** What is expected **
Do not copy the pictures; transcribe all other material exactly.
--*--
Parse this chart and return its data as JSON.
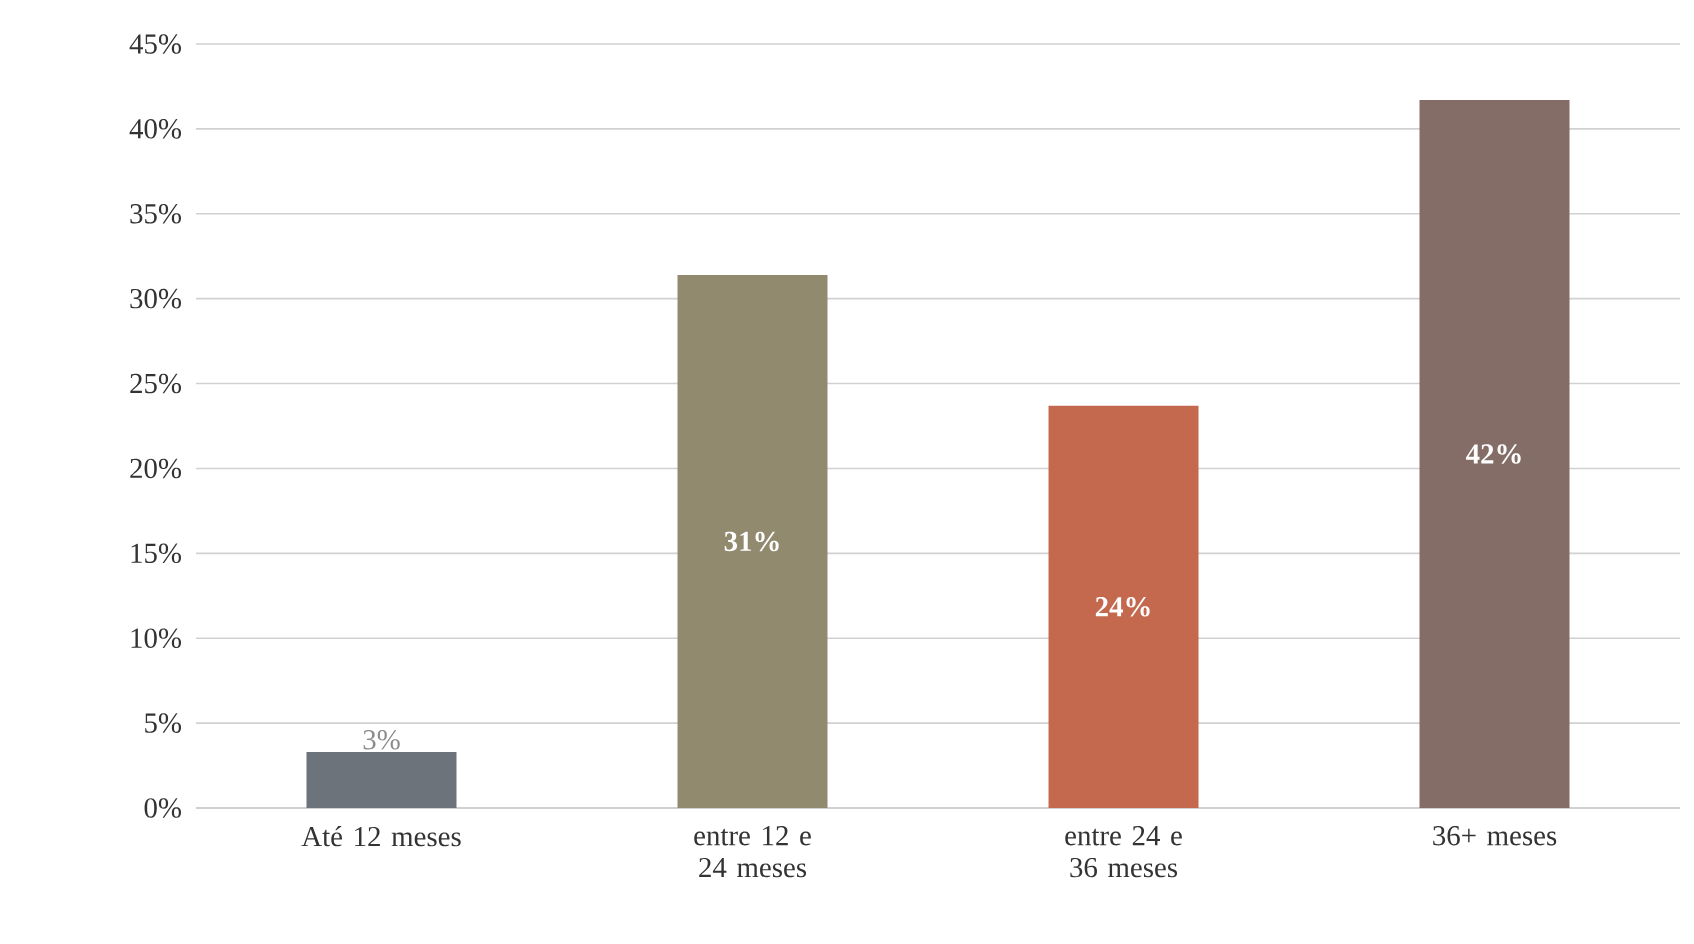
{
  "chart_data": {
    "type": "bar",
    "categories": [
      "Até 12 meses",
      "entre 12 e 24 meses",
      "entre 24 e 36 meses",
      "36+ meses"
    ],
    "values": [
      3.3,
      31.4,
      23.7,
      41.7
    ],
    "colors": [
      "#6d737b",
      "#918a6e",
      "#c4694e",
      "#856d67"
    ],
    "value_labels": [
      "3%",
      "31%",
      "24%",
      "42%"
    ],
    "ylim": [
      0,
      45
    ],
    "yticks": [
      {
        "value": 0,
        "label": "0%"
      },
      {
        "value": 5,
        "label": "5%"
      },
      {
        "value": 10,
        "label": "10%"
      },
      {
        "value": 15,
        "label": "15%"
      },
      {
        "value": 20,
        "label": "20%"
      },
      {
        "value": 25,
        "label": "25%"
      },
      {
        "value": 30,
        "label": "30%"
      },
      {
        "value": 35,
        "label": "35%"
      },
      {
        "value": 40,
        "label": "40%"
      },
      {
        "value": 45,
        "label": "45%"
      }
    ],
    "grid": "y"
  }
}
--*--
** Response to the task **
Parse this chart and return its data as JSON.
{
  "chart_data": {
    "type": "bar",
    "categories": [
      "Até 12 meses",
      "entre 12 e 24 meses",
      "entre 24 e 36 meses",
      "36+ meses"
    ],
    "values": [
      3.3,
      31.4,
      23.7,
      41.7
    ],
    "colors": [
      "#6d737b",
      "#918a6e",
      "#c4694e",
      "#856d67"
    ],
    "value_labels": [
      "3%",
      "31%",
      "24%",
      "42%"
    ],
    "ylim": [
      0,
      45
    ],
    "yticks": [
      {
        "value": 0,
        "label": "0%"
      },
      {
        "value": 5,
        "label": "5%"
      },
      {
        "value": 10,
        "label": "10%"
      },
      {
        "value": 15,
        "label": "15%"
      },
      {
        "value": 20,
        "label": "20%"
      },
      {
        "value": 25,
        "label": "25%"
      },
      {
        "value": 30,
        "label": "30%"
      },
      {
        "value": 35,
        "label": "35%"
      },
      {
        "value": 40,
        "label": "40%"
      },
      {
        "value": 45,
        "label": "45%"
      }
    ],
    "grid": "y"
  }
}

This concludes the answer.